**GOAL**
Reproduce the entries word for word, and omit any picture you find in them.

**GIVEN INFORMATION**

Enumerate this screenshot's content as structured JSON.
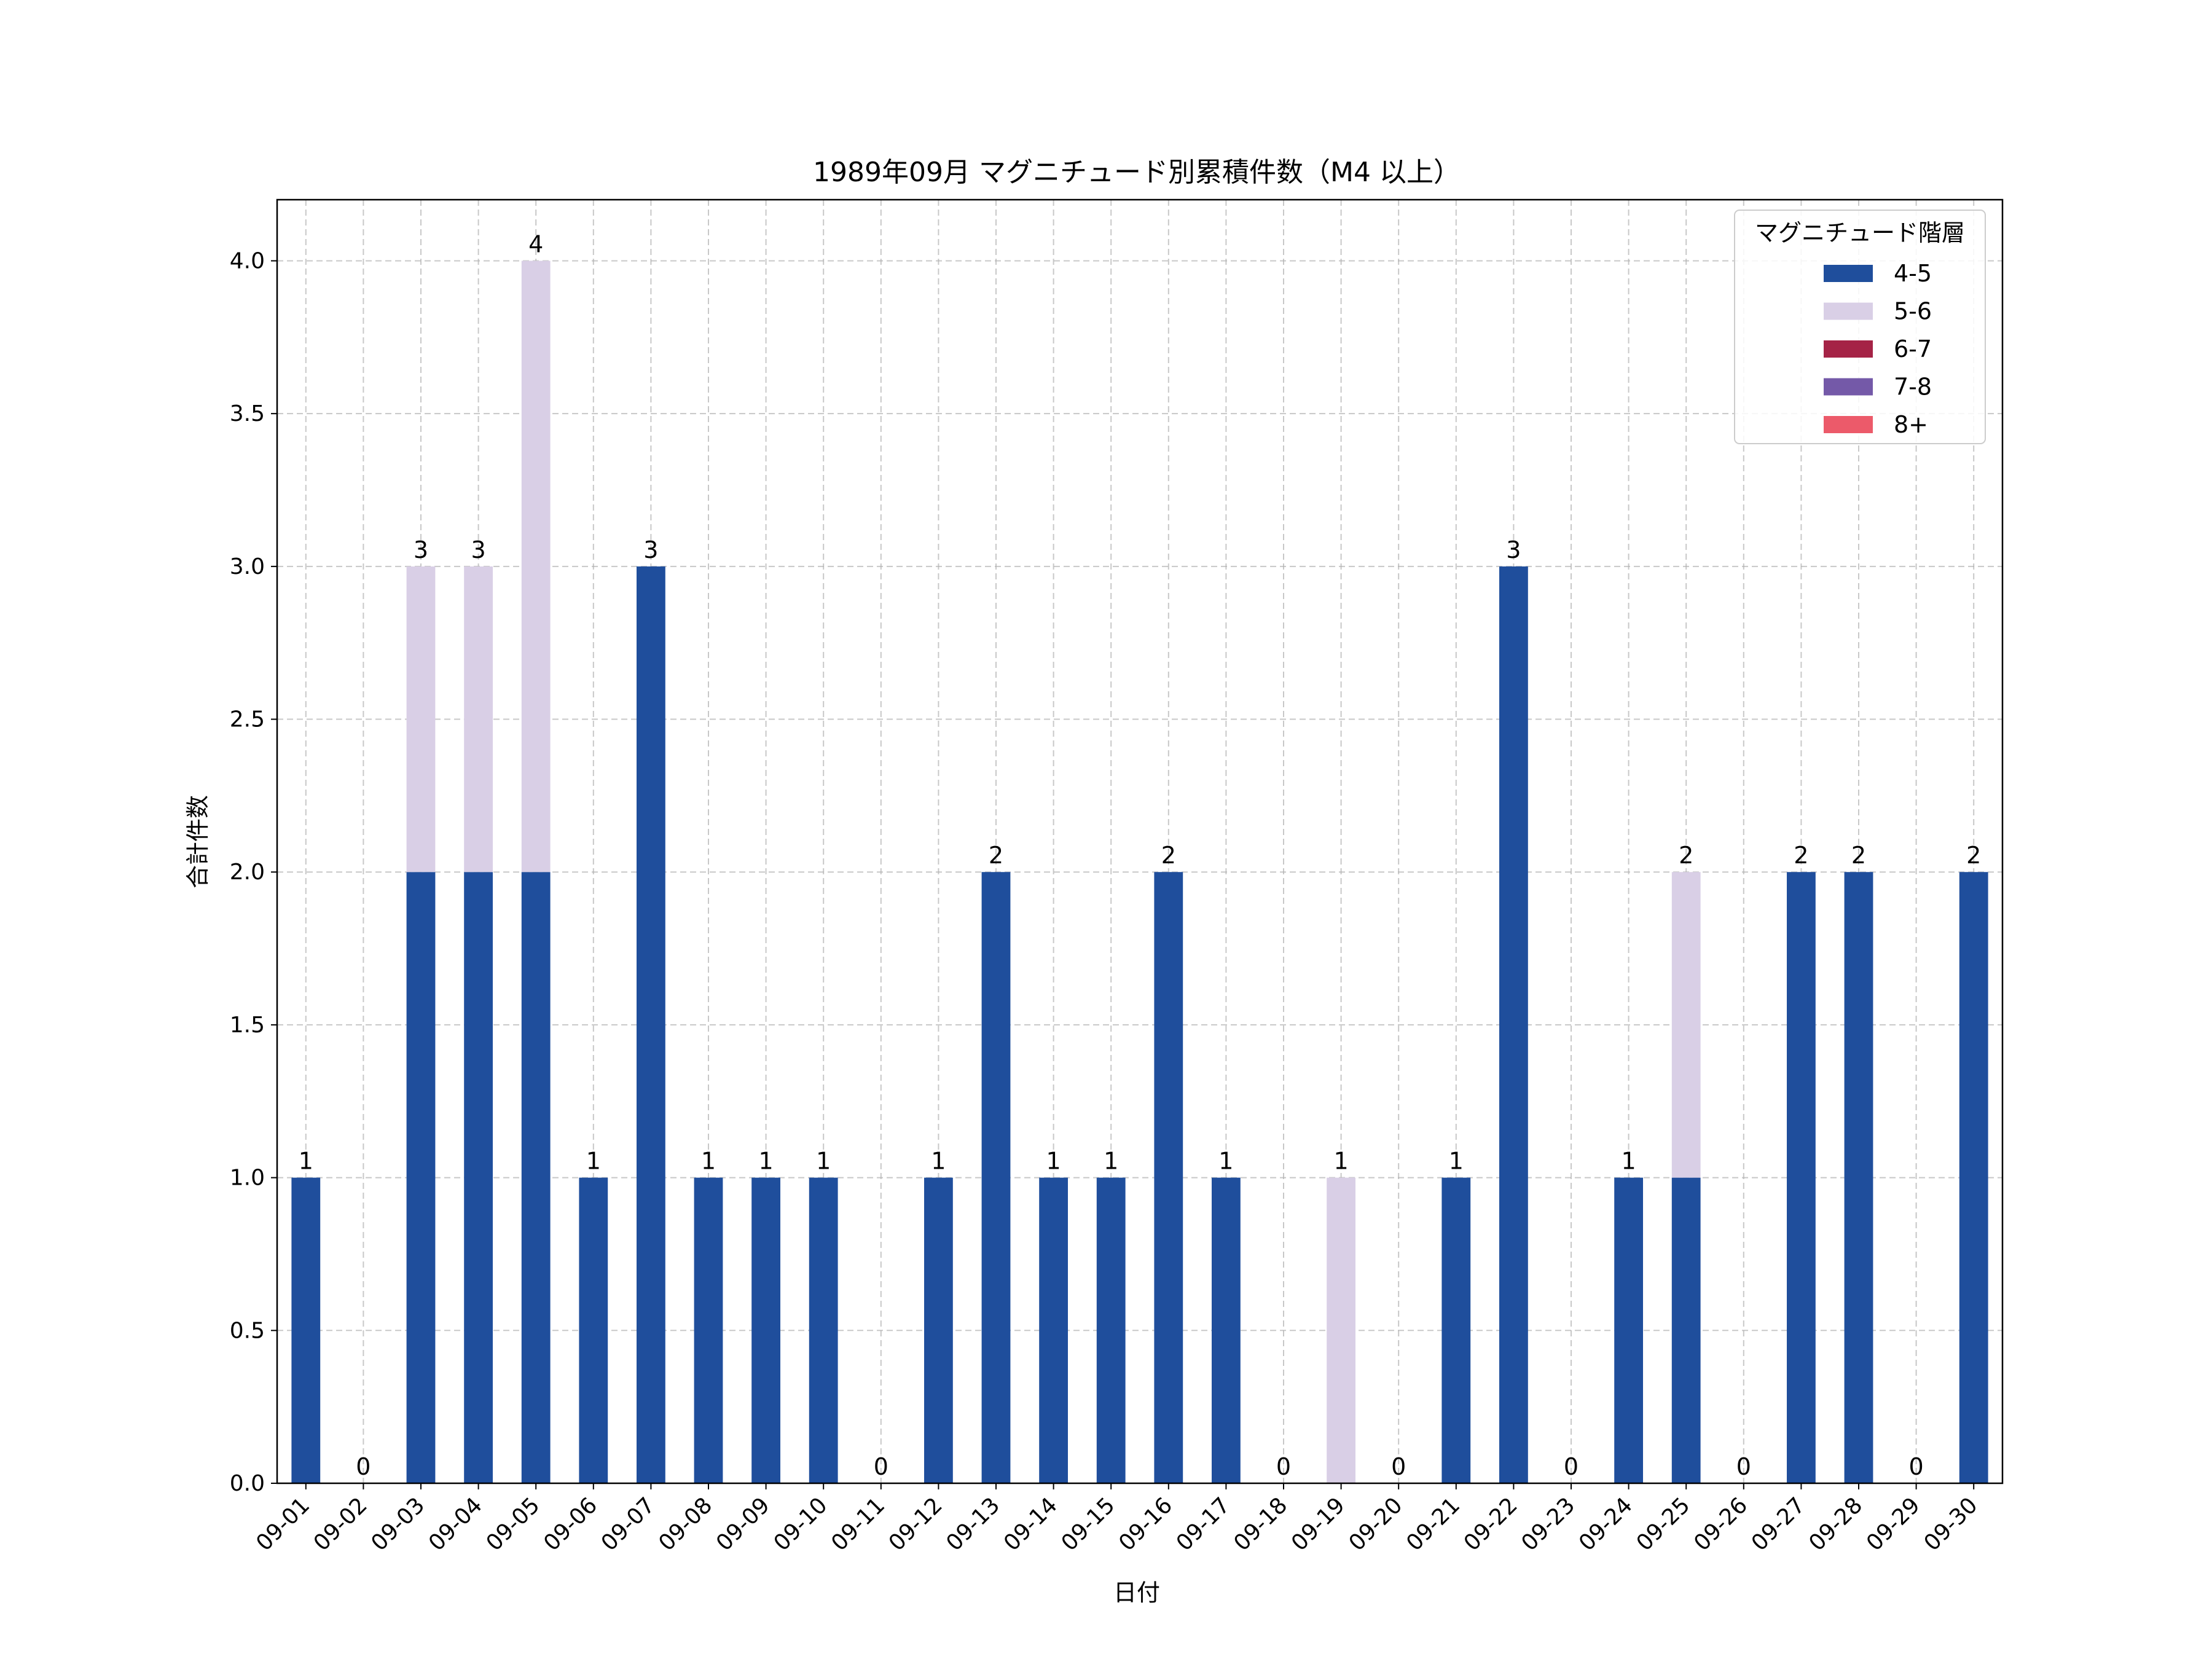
{
  "chart_data": {
    "type": "bar",
    "stacked": true,
    "title": "1989年09月 マグニチュード別累積件数（M4 以上）",
    "xlabel": "日付",
    "ylabel": "合計件数",
    "ylim": [
      0,
      4.2
    ],
    "yticks": [
      "0.0",
      "0.5",
      "1.0",
      "1.5",
      "2.0",
      "2.5",
      "3.0",
      "3.5",
      "4.0"
    ],
    "grid": true,
    "legend": {
      "title": "マグニチュード階層",
      "placement": "top-right"
    },
    "categories": [
      "09-01",
      "09-02",
      "09-03",
      "09-04",
      "09-05",
      "09-06",
      "09-07",
      "09-08",
      "09-09",
      "09-10",
      "09-11",
      "09-12",
      "09-13",
      "09-14",
      "09-15",
      "09-16",
      "09-17",
      "09-18",
      "09-19",
      "09-20",
      "09-21",
      "09-22",
      "09-23",
      "09-24",
      "09-25",
      "09-26",
      "09-27",
      "09-28",
      "09-29",
      "09-30"
    ],
    "series": [
      {
        "name": "4-5",
        "color": "#1f4e9c",
        "values": [
          1,
          0,
          2,
          2,
          2,
          1,
          3,
          1,
          1,
          1,
          0,
          1,
          2,
          1,
          1,
          2,
          1,
          0,
          0,
          0,
          1,
          3,
          0,
          1,
          1,
          0,
          2,
          2,
          0,
          2
        ]
      },
      {
        "name": "5-6",
        "color": "#d9cfe6",
        "values": [
          0,
          0,
          1,
          1,
          2,
          0,
          0,
          0,
          0,
          0,
          0,
          0,
          0,
          0,
          0,
          0,
          0,
          0,
          1,
          0,
          0,
          0,
          0,
          0,
          1,
          0,
          0,
          0,
          0,
          0
        ]
      },
      {
        "name": "6-7",
        "color": "#a52346",
        "values": [
          0,
          0,
          0,
          0,
          0,
          0,
          0,
          0,
          0,
          0,
          0,
          0,
          0,
          0,
          0,
          0,
          0,
          0,
          0,
          0,
          0,
          0,
          0,
          0,
          0,
          0,
          0,
          0,
          0,
          0
        ]
      },
      {
        "name": "7-8",
        "color": "#7459a8",
        "values": [
          0,
          0,
          0,
          0,
          0,
          0,
          0,
          0,
          0,
          0,
          0,
          0,
          0,
          0,
          0,
          0,
          0,
          0,
          0,
          0,
          0,
          0,
          0,
          0,
          0,
          0,
          0,
          0,
          0,
          0
        ]
      },
      {
        "name": "8+",
        "color": "#ec5a6a",
        "values": [
          0,
          0,
          0,
          0,
          0,
          0,
          0,
          0,
          0,
          0,
          0,
          0,
          0,
          0,
          0,
          0,
          0,
          0,
          0,
          0,
          0,
          0,
          0,
          0,
          0,
          0,
          0,
          0,
          0,
          0
        ]
      }
    ],
    "totals": [
      "1",
      "0",
      "3",
      "3",
      "4",
      "1",
      "3",
      "1",
      "1",
      "1",
      "0",
      "1",
      "2",
      "1",
      "1",
      "2",
      "1",
      "0",
      "1",
      "0",
      "1",
      "3",
      "0",
      "1",
      "2",
      "0",
      "2",
      "2",
      "0",
      "2"
    ]
  }
}
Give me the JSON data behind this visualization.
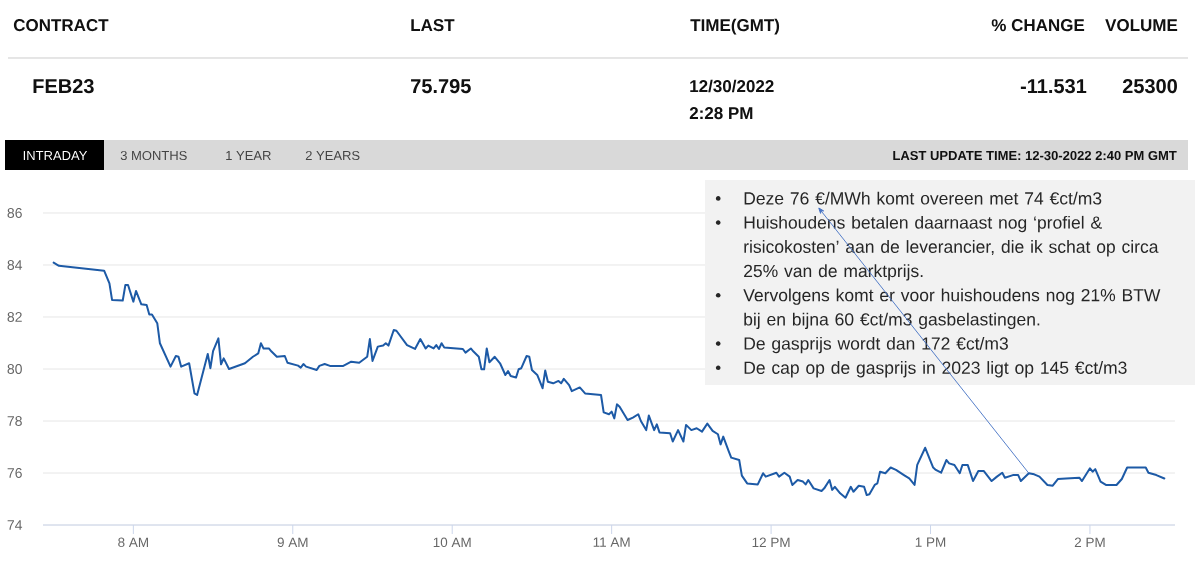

**COMPLETE ANSWER**
Enumerate this screenshot's content as structured JSON.
{
  "chart_data": {
    "type": "bar",
    "stacked": true,
    "title": "1989年09月 マグニチュード別累積件数（M4 以上）",
    "xlabel": "日付",
    "ylabel": "合計件数",
    "ylim": [
      0,
      4.2
    ],
    "yticks": [
      "0.0",
      "0.5",
      "1.0",
      "1.5",
      "2.0",
      "2.5",
      "3.0",
      "3.5",
      "4.0"
    ],
    "grid": true,
    "legend": {
      "title": "マグニチュード階層",
      "placement": "top-right"
    },
    "categories": [
      "09-01",
      "09-02",
      "09-03",
      "09-04",
      "09-05",
      "09-06",
      "09-07",
      "09-08",
      "09-09",
      "09-10",
      "09-11",
      "09-12",
      "09-13",
      "09-14",
      "09-15",
      "09-16",
      "09-17",
      "09-18",
      "09-19",
      "09-20",
      "09-21",
      "09-22",
      "09-23",
      "09-24",
      "09-25",
      "09-26",
      "09-27",
      "09-28",
      "09-29",
      "09-30"
    ],
    "series": [
      {
        "name": "4-5",
        "color": "#1f4e9c",
        "values": [
          1,
          0,
          2,
          2,
          2,
          1,
          3,
          1,
          1,
          1,
          0,
          1,
          2,
          1,
          1,
          2,
          1,
          0,
          0,
          0,
          1,
          3,
          0,
          1,
          1,
          0,
          2,
          2,
          0,
          2
        ]
      },
      {
        "name": "5-6",
        "color": "#d9cfe6",
        "values": [
          0,
          0,
          1,
          1,
          2,
          0,
          0,
          0,
          0,
          0,
          0,
          0,
          0,
          0,
          0,
          0,
          0,
          0,
          1,
          0,
          0,
          0,
          0,
          0,
          1,
          0,
          0,
          0,
          0,
          0
        ]
      },
      {
        "name": "6-7",
        "color": "#a52346",
        "values": [
          0,
          0,
          0,
          0,
          0,
          0,
          0,
          0,
          0,
          0,
          0,
          0,
          0,
          0,
          0,
          0,
          0,
          0,
          0,
          0,
          0,
          0,
          0,
          0,
          0,
          0,
          0,
          0,
          0,
          0
        ]
      },
      {
        "name": "7-8",
        "color": "#7459a8",
        "values": [
          0,
          0,
          0,
          0,
          0,
          0,
          0,
          0,
          0,
          0,
          0,
          0,
          0,
          0,
          0,
          0,
          0,
          0,
          0,
          0,
          0,
          0,
          0,
          0,
          0,
          0,
          0,
          0,
          0,
          0
        ]
      },
      {
        "name": "8+",
        "color": "#ec5a6a",
        "values": [
          0,
          0,
          0,
          0,
          0,
          0,
          0,
          0,
          0,
          0,
          0,
          0,
          0,
          0,
          0,
          0,
          0,
          0,
          0,
          0,
          0,
          0,
          0,
          0,
          0,
          0,
          0,
          0,
          0,
          0
        ]
      }
    ],
    "totals": [
      "1",
      "0",
      "3",
      "3",
      "4",
      "1",
      "3",
      "1",
      "1",
      "1",
      "0",
      "1",
      "2",
      "1",
      "1",
      "2",
      "1",
      "0",
      "1",
      "0",
      "1",
      "3",
      "0",
      "1",
      "2",
      "0",
      "2",
      "2",
      "0",
      "2"
    ]
  }
}
Give me the JSON data behind this visualization.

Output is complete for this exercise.